:: The problem ::
Find all lines in the records that include the word "MnFeNi", and copy them out.

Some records

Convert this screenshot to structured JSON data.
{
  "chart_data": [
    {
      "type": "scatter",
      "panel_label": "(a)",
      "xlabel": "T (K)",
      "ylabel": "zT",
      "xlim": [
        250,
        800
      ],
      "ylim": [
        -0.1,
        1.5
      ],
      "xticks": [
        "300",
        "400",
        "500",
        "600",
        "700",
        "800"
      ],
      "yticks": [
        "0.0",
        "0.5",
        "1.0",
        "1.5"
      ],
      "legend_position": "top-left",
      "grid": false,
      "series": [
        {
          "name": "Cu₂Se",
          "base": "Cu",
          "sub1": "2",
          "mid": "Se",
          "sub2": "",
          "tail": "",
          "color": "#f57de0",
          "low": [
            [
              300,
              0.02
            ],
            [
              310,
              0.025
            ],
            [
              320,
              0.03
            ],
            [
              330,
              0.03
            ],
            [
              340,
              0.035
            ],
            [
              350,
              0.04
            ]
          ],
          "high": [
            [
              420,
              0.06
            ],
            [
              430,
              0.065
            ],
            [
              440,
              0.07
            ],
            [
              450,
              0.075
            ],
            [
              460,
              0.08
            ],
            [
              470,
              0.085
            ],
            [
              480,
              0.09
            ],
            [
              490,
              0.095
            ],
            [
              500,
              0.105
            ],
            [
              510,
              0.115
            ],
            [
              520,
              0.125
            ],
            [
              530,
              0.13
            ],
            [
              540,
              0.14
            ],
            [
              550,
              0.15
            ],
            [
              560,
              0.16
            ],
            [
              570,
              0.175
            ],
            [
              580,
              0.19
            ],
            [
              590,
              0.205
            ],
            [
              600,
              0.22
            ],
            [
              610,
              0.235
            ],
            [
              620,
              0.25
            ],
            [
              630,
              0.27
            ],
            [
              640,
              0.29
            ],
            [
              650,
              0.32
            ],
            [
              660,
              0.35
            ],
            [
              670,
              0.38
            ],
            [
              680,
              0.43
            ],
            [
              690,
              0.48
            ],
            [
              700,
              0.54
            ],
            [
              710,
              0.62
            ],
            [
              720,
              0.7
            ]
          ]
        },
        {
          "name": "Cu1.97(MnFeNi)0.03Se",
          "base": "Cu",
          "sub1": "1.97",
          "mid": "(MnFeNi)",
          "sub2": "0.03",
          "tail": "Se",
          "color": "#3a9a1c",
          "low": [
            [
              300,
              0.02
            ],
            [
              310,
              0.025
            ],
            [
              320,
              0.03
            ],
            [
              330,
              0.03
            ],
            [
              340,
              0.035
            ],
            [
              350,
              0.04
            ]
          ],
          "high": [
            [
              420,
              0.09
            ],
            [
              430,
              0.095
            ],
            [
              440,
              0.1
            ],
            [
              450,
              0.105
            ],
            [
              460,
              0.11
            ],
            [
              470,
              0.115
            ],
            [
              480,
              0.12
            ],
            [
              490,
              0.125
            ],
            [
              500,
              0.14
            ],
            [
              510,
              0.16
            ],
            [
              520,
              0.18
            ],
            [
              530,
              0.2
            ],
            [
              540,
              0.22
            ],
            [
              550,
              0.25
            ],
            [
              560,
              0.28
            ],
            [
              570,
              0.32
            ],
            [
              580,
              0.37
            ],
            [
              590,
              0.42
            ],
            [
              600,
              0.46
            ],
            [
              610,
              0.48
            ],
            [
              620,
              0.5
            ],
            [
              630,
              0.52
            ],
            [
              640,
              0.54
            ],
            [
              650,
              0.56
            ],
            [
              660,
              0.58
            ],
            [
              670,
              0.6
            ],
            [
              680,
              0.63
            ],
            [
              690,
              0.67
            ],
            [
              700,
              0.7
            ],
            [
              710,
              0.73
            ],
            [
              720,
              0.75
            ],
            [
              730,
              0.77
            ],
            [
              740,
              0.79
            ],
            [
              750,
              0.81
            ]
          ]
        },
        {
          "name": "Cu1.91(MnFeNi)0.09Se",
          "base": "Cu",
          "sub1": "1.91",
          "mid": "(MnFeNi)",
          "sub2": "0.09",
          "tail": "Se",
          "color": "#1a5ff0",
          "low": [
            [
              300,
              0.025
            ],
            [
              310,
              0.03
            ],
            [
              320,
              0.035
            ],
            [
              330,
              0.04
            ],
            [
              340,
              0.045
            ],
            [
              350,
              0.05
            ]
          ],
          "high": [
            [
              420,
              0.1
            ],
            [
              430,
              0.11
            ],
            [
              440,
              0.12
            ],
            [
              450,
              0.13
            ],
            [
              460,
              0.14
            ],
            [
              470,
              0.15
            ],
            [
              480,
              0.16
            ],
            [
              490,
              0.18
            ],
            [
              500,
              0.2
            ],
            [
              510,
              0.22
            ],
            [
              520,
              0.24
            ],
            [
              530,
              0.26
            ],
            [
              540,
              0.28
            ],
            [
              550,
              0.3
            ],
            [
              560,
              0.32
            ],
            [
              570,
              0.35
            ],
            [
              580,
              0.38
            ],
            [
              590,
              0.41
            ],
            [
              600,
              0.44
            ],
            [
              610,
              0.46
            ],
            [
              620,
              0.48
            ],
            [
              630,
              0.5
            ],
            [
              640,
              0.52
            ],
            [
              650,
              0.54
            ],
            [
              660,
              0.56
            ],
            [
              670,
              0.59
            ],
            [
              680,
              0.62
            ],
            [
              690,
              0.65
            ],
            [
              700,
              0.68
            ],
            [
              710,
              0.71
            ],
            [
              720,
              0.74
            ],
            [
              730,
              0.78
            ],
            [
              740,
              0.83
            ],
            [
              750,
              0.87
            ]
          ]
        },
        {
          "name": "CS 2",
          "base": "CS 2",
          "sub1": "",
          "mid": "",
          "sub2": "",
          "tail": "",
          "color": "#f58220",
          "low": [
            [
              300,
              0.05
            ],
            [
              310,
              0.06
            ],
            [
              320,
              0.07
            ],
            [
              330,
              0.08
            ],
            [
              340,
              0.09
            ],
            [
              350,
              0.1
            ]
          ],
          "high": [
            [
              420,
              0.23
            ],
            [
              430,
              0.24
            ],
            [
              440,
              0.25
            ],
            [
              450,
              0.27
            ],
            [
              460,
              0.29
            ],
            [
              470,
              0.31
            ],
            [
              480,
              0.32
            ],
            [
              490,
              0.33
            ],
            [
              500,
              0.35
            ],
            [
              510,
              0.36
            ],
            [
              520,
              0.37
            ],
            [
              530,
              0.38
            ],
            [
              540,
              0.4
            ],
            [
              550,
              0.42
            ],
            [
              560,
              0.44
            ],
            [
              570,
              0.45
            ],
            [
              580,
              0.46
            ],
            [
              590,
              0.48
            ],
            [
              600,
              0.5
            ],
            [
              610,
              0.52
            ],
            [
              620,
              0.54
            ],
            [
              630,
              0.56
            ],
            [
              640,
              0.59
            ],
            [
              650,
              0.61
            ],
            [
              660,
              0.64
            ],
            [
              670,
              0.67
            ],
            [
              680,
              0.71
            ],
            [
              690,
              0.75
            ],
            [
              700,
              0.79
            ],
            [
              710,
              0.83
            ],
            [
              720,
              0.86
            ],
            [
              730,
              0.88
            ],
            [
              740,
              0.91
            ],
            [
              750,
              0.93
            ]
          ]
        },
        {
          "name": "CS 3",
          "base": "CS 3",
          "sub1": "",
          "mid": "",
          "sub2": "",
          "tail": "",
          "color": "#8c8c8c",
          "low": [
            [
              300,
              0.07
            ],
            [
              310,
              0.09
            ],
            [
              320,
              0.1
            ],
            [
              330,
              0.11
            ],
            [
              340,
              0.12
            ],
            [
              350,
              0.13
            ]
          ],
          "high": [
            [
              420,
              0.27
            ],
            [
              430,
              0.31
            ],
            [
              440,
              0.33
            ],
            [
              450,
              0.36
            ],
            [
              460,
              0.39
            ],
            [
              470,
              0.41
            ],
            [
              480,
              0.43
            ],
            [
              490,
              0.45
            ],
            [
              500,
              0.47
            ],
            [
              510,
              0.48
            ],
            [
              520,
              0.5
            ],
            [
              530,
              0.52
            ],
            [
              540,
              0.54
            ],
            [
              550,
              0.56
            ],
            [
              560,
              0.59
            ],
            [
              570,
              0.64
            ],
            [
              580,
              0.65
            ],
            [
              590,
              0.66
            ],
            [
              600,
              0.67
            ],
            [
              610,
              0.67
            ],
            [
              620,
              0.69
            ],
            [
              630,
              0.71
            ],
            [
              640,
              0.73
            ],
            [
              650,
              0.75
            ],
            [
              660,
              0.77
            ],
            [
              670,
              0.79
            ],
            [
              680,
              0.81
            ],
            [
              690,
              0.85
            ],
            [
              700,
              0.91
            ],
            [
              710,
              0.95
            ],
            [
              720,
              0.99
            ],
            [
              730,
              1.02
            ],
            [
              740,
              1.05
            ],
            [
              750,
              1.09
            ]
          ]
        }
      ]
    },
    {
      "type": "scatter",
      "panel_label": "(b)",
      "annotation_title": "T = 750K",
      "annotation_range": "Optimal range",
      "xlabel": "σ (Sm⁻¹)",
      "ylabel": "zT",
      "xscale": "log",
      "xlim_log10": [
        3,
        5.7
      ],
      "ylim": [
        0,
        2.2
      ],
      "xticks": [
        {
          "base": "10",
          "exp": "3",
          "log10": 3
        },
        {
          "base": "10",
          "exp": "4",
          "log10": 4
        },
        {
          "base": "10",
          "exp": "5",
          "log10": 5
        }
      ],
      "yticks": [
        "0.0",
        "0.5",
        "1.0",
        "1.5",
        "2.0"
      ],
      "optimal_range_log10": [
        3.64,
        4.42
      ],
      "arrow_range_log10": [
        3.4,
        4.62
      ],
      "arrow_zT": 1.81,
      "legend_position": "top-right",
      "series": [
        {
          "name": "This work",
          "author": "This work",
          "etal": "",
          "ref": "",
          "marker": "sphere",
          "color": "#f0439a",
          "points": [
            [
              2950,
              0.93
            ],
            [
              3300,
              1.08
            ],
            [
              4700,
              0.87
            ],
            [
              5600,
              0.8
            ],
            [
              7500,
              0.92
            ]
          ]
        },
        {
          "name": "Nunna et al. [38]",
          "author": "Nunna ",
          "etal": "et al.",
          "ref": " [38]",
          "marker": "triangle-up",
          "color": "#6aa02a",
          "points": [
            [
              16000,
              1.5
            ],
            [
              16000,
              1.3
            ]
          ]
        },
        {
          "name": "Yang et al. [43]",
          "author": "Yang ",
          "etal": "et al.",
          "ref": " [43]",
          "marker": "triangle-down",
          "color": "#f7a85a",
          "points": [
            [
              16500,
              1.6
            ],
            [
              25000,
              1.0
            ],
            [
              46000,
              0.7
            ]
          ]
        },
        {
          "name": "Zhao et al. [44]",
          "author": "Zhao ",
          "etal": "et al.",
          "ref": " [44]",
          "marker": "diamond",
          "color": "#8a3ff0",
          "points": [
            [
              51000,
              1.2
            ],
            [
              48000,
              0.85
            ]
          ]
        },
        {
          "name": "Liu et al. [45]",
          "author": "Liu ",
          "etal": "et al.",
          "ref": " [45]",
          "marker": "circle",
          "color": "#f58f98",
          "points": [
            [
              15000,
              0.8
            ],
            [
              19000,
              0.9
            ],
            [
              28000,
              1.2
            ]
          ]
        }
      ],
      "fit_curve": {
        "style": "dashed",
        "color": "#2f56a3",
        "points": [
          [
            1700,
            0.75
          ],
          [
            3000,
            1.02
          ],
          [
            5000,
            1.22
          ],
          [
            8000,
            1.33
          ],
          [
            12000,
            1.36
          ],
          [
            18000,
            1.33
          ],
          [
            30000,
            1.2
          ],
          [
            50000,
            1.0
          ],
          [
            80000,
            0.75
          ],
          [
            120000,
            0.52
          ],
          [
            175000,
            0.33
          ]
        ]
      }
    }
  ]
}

:: Response to this task ::
          "name": "Cu1.97(MnFeNi)0.03Se",
          "mid": "(MnFeNi)",
          "name": "Cu1.91(MnFeNi)0.09Se",
          "mid": "(MnFeNi)",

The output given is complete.